Records |

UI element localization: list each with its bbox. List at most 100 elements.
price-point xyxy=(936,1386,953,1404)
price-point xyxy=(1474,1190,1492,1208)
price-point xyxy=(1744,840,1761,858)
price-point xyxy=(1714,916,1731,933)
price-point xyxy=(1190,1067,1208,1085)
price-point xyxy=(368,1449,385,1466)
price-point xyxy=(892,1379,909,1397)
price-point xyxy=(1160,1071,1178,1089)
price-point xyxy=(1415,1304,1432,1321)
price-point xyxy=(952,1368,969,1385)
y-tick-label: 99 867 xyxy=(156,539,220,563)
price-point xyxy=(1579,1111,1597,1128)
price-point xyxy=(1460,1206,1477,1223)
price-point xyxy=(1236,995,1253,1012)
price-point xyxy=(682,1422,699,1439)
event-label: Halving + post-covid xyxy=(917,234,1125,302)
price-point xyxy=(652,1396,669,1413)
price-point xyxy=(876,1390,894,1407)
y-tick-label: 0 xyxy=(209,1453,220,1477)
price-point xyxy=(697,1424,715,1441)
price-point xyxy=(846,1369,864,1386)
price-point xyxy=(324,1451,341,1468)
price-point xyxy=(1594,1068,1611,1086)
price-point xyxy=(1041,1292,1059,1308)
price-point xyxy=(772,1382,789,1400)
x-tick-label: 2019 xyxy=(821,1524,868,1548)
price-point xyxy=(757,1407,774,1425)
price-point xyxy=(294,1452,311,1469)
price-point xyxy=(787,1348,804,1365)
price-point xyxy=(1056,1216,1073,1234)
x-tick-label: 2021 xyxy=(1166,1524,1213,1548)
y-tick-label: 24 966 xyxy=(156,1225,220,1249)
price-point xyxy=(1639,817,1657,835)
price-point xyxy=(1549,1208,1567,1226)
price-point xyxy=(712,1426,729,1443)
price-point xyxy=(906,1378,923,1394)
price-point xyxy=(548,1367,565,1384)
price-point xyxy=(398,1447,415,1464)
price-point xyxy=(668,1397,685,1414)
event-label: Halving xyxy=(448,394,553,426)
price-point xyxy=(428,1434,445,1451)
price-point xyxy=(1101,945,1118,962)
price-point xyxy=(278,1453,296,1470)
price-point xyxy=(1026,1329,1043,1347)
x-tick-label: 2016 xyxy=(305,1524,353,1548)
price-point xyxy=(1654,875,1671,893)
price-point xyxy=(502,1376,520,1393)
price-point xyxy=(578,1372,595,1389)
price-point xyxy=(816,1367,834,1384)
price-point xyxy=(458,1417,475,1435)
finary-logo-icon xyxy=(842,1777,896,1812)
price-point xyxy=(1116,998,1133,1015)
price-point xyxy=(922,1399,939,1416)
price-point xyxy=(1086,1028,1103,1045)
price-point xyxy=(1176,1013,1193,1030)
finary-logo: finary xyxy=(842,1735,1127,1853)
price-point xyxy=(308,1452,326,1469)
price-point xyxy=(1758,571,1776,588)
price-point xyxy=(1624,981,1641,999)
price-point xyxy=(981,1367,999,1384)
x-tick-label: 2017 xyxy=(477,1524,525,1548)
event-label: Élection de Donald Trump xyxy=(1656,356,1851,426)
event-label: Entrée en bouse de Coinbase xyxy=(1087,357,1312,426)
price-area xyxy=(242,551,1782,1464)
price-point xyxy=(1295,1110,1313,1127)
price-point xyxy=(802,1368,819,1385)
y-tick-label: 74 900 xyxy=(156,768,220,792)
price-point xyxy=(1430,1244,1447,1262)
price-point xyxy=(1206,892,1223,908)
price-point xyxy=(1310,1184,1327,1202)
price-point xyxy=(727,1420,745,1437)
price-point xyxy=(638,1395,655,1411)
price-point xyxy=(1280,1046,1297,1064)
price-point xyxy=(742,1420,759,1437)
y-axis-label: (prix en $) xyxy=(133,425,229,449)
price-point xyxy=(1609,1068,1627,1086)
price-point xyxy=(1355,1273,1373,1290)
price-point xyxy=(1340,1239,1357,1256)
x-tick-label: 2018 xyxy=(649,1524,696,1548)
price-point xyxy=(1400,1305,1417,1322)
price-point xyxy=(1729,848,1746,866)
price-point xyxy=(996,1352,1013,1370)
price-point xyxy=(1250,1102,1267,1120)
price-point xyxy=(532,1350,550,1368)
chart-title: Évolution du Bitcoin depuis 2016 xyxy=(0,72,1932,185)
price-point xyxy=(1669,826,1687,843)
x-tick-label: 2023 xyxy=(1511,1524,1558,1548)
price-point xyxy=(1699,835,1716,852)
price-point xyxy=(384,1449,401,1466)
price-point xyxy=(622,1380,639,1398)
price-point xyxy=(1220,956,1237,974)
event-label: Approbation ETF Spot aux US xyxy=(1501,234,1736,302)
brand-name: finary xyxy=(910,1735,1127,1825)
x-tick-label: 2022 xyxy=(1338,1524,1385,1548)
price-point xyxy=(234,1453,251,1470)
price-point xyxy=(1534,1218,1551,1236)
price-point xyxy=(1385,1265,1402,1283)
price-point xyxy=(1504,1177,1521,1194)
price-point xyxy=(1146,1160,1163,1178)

Task requirements |
Swap every "event-label" in all the lines above for "annotation", and give the lines again with nothing else changed.

Answer to the task |
UI element localization: list each with its bbox. List at most 100 elements.
price-point xyxy=(936,1386,953,1404)
price-point xyxy=(1474,1190,1492,1208)
price-point xyxy=(1744,840,1761,858)
price-point xyxy=(1714,916,1731,933)
price-point xyxy=(1190,1067,1208,1085)
price-point xyxy=(368,1449,385,1466)
price-point xyxy=(892,1379,909,1397)
price-point xyxy=(1160,1071,1178,1089)
price-point xyxy=(1415,1304,1432,1321)
price-point xyxy=(952,1368,969,1385)
y-tick-label: 99 867 xyxy=(156,539,220,563)
price-point xyxy=(1579,1111,1597,1128)
price-point xyxy=(1460,1206,1477,1223)
price-point xyxy=(1236,995,1253,1012)
price-point xyxy=(682,1422,699,1439)
annotation: Halving + post-covid xyxy=(917,234,1125,302)
price-point xyxy=(652,1396,669,1413)
price-point xyxy=(876,1390,894,1407)
y-tick-label: 0 xyxy=(209,1453,220,1477)
price-point xyxy=(697,1424,715,1441)
price-point xyxy=(846,1369,864,1386)
price-point xyxy=(324,1451,341,1468)
price-point xyxy=(1594,1068,1611,1086)
price-point xyxy=(1041,1292,1059,1308)
price-point xyxy=(772,1382,789,1400)
x-tick-label: 2019 xyxy=(821,1524,868,1548)
price-point xyxy=(757,1407,774,1425)
price-point xyxy=(294,1452,311,1469)
price-point xyxy=(787,1348,804,1365)
price-point xyxy=(1056,1216,1073,1234)
x-tick-label: 2021 xyxy=(1166,1524,1213,1548)
y-tick-label: 24 966 xyxy=(156,1225,220,1249)
price-point xyxy=(1639,817,1657,835)
price-point xyxy=(1549,1208,1567,1226)
price-point xyxy=(712,1426,729,1443)
price-point xyxy=(906,1378,923,1394)
price-point xyxy=(548,1367,565,1384)
price-point xyxy=(398,1447,415,1464)
price-point xyxy=(668,1397,685,1414)
annotation: Halving xyxy=(448,394,553,426)
price-point xyxy=(428,1434,445,1451)
price-point xyxy=(1101,945,1118,962)
price-point xyxy=(278,1453,296,1470)
price-point xyxy=(1026,1329,1043,1347)
x-tick-label: 2016 xyxy=(305,1524,353,1548)
price-point xyxy=(1654,875,1671,893)
price-point xyxy=(502,1376,520,1393)
price-point xyxy=(578,1372,595,1389)
price-point xyxy=(816,1367,834,1384)
price-point xyxy=(458,1417,475,1435)
finary-logo-icon xyxy=(842,1777,896,1812)
price-point xyxy=(1116,998,1133,1015)
price-point xyxy=(922,1399,939,1416)
price-point xyxy=(1086,1028,1103,1045)
price-point xyxy=(1176,1013,1193,1030)
finary-logo: finary xyxy=(842,1735,1127,1853)
price-point xyxy=(308,1452,326,1469)
price-point xyxy=(1758,571,1776,588)
price-point xyxy=(1624,981,1641,999)
price-point xyxy=(981,1367,999,1384)
x-tick-label: 2017 xyxy=(477,1524,525,1548)
annotation: Élection de Donald Trump xyxy=(1656,356,1851,426)
annotation: Entrée en bouse de Coinbase xyxy=(1087,357,1312,426)
price-area xyxy=(242,551,1782,1464)
price-point xyxy=(1295,1110,1313,1127)
price-point xyxy=(802,1368,819,1385)
y-tick-label: 74 900 xyxy=(156,768,220,792)
price-point xyxy=(1430,1244,1447,1262)
price-point xyxy=(1206,892,1223,908)
price-point xyxy=(1310,1184,1327,1202)
price-point xyxy=(727,1420,745,1437)
price-point xyxy=(638,1395,655,1411)
price-point xyxy=(1280,1046,1297,1064)
price-point xyxy=(742,1420,759,1437)
y-axis-label: (prix en $) xyxy=(133,425,229,449)
price-point xyxy=(1609,1068,1627,1086)
price-point xyxy=(1355,1273,1373,1290)
price-point xyxy=(1340,1239,1357,1256)
x-tick-label: 2018 xyxy=(649,1524,696,1548)
price-point xyxy=(1400,1305,1417,1322)
price-point xyxy=(1729,848,1746,866)
price-point xyxy=(996,1352,1013,1370)
price-point xyxy=(1250,1102,1267,1120)
price-point xyxy=(532,1350,550,1368)
chart-title: Évolution du Bitcoin depuis 2016 xyxy=(0,72,1932,185)
price-point xyxy=(1669,826,1687,843)
x-tick-label: 2023 xyxy=(1511,1524,1558,1548)
price-point xyxy=(1699,835,1716,852)
price-point xyxy=(384,1449,401,1466)
price-point xyxy=(622,1380,639,1398)
price-point xyxy=(1220,956,1237,974)
annotation: Approbation ETF Spot aux US xyxy=(1501,234,1736,302)
brand-name: finary xyxy=(910,1735,1127,1825)
x-tick-label: 2022 xyxy=(1338,1524,1385,1548)
price-point xyxy=(234,1453,251,1470)
price-point xyxy=(1534,1218,1551,1236)
price-point xyxy=(1385,1265,1402,1283)
price-point xyxy=(1504,1177,1521,1194)
price-point xyxy=(1146,1160,1163,1178)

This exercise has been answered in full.